* _抜粋_:

───

今回紹介するのは毎月月末にJR高崎駅構内で開かれるマルシェ『タカサキエキビレッジ』の運営を行っている金井良平(かないりょうへい)さんと智美(ともみ)さん。地域と関わる二人の“地域貢献”ではない活動の真意とは?自らの心の声を大切にする生き方と“身近なもので豊かに暮らす”暮らし方について紹介しよう。

2019.03.25

高崎市にあるもの

豊かなこのまちの緑が溢れるマルシェの風景 今回は高崎駅にある"村"にやって来ましたよ~

高崎市を楽しむ

暮らしが楽しいまち、高崎市。「群馬県には/高崎市には/地元には何もないじゃないか」という声もある中で、このまちの暮らしは多くの可能性を秘めているという話をしよう。

近年、各地で“地元/田舎住まいの魅力”が注目を浴びているのをご存知だろうか。地域やライフスタイルに合わせて、暮らしを楽しむこと――必要なのは「すこし視点を変えてみること」だけだという。幸い、このまちには「高崎で暮らすこと」を楽しんでいる人が多くいる。「ここには何もない」と思ったときにこそ、彼らの言葉を“道しるべ”にして“あなただけの高崎”を見つけてみるのはどうだろうか。

 

陽の差す縁側と、そば茶、半纏 ほっこり丁寧な暮らしぶりの金井さんご夫婦に話を聞いてみます

『タカサキエキビレッジ』

今回の高崎で暮らすことを楽しむ“案内人”は、毎月月末にJR高崎駅構内で開かれるマルシェ『タカサキエキビレッジ』の運営を行っている金井良平(かないりょうへい)さんと智美(ともみ)さん。高崎市剣崎町の通称“桃ケ丘”に暮らしながら、音楽イベントや古家具市の開催、空き家の活用など多岐にわたる活動を続けている。

インタビューに際し「あまりカッコよく書かないで下さいね。基本、何も考えてないので……」と切り出した金井さん夫婦。地域と関わる二人の“地域貢献”ではない活動の真意とは?自らの心の声を大切にする生き方と、“身近なもので豊かに暮らす”暮らし方について紹介しよう。

今回ご紹介するのは月末の高崎駅に”美味しさ”を届けてくれる金井さんご夫婦!改札をでて西口方面、賑わうマルシェを見たことがある方もいるのではないでしょうか?

───

* _提供された記録_:
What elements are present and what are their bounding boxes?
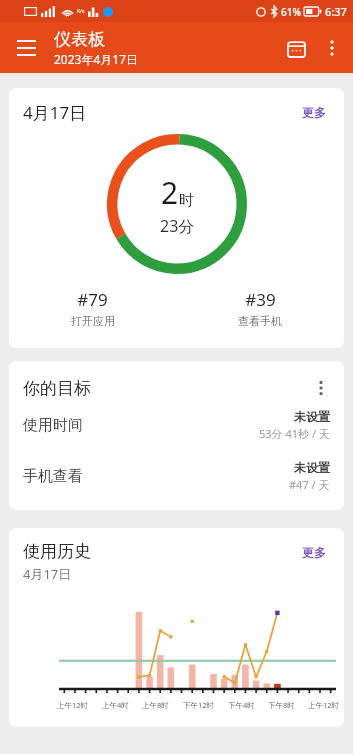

───

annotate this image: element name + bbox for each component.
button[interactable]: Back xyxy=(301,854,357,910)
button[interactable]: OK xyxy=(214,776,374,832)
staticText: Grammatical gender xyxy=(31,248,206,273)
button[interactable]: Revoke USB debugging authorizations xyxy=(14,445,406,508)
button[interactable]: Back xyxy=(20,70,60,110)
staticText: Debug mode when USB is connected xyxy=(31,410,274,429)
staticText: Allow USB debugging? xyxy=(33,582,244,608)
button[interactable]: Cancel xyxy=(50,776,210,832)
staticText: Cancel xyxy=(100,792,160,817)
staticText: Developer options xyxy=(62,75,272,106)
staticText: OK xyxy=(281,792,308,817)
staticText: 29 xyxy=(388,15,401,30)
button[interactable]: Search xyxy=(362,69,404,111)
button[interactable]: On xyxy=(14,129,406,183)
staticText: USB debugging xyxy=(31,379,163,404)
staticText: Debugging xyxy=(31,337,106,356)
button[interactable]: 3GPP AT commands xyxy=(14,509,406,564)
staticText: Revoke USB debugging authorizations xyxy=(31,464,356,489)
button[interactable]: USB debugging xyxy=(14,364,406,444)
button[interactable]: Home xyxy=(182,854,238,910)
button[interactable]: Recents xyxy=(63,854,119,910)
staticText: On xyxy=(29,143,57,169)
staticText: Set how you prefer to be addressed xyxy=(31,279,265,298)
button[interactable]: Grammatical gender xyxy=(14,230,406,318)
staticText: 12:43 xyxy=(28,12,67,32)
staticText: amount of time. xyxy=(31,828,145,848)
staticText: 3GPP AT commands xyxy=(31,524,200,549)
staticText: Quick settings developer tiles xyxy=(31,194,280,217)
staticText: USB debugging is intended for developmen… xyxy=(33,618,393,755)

───

高崎駅のマルシェを紹介した抜粋から、「陽の差す縁側と、そば茶、半纏」で始まり「岐にわたる活動を続けている。」で終わる部分を、両端の語句も含めて一字一句違えずに書き写しなさい。 解答の根拠は抜粋の記述だけに限ること。

陽の差す縁側と、そば茶、半纏 ほっこり丁寧な暮らしぶりの金井さんご夫婦に話を聞いてみます

『タカサキエキビレッジ』

今回の高崎で暮らすことを楽しむ“案内人”は、毎月月末にJR高崎駅構内で開かれるマルシェ『タカサキエキビレッジ』の運営を行っている金井良平(かないりょうへい)さんと智美(ともみ)さん。高崎市剣崎町の通称“桃ケ丘”に暮らしながら、音楽イベントや古家具市の開催、空き家の活用など多岐にわたる活動を続けている。